■ **YOUR TASK**
Are you able to quote each entry exactly as written?

++++ EXERCISE MATERIALS

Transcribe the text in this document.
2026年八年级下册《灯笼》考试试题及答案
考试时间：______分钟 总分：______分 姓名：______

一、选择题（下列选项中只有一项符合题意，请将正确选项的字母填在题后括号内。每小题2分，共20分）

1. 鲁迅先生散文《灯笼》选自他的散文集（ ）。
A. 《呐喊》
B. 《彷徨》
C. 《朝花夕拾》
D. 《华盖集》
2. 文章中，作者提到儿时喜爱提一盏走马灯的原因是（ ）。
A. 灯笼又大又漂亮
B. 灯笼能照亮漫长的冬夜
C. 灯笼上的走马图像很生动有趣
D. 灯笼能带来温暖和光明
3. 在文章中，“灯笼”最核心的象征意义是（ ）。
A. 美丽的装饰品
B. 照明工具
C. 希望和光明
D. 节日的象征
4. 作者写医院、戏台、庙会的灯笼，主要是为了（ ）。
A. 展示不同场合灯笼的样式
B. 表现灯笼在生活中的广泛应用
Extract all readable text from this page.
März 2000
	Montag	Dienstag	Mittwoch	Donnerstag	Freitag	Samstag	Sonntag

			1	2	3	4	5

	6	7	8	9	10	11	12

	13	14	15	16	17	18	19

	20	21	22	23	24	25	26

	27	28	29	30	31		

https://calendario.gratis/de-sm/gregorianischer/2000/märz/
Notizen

++++++++

■ **EXERCISE OUTPUT**
Transcribe the text in this document.
2026年八年级下册《灯笼》考试试题及答案
考试时间：______分钟 总分：______分 姓名：______

一、选择题（下列选项中只有一项符合题意，请将正确选项的字母填在题后括号内。每小题2分，共20分）

1. 鲁迅先生散文《灯笼》选自他的散文集（ ）。
A. 《呐喊》
B. 《彷徨》
C. 《朝花夕拾》
D. 《华盖集》
2. 文章中，作者提到儿时喜爱提一盏走马灯的原因是（ ）。
A. 灯笼又大又漂亮
B. 灯笼能照亮漫长的冬夜
C. 灯笼上的走马图像很生动有趣
D. 灯笼能带来温暖和光明
3. 在文章中，“灯笼”最核心的象征意义是（ ）。
A. 美丽的装饰品
B. 照明工具
C. 希望和光明
D. 节日的象征
4. 作者写医院、戏台、庙会的灯笼，主要是为了（ ）。
A. 展示不同场合灯笼的样式
B. 表现灯笼在生活中的广泛应用
Extract all readable text from this page.
März 2000
	Montag	Dienstag	Mittwoch	Donnerstag	Freitag	Samstag	Sonntag

			1	2	3	4	5

	6	7	8	9	10	11	12

	13	14	15	16	17	18	19

	20	21	22	23	24	25	26

	27	28	29	30	31		

https://calendario.gratis/de-sm/gregorianischer/2000/märz/
Notizen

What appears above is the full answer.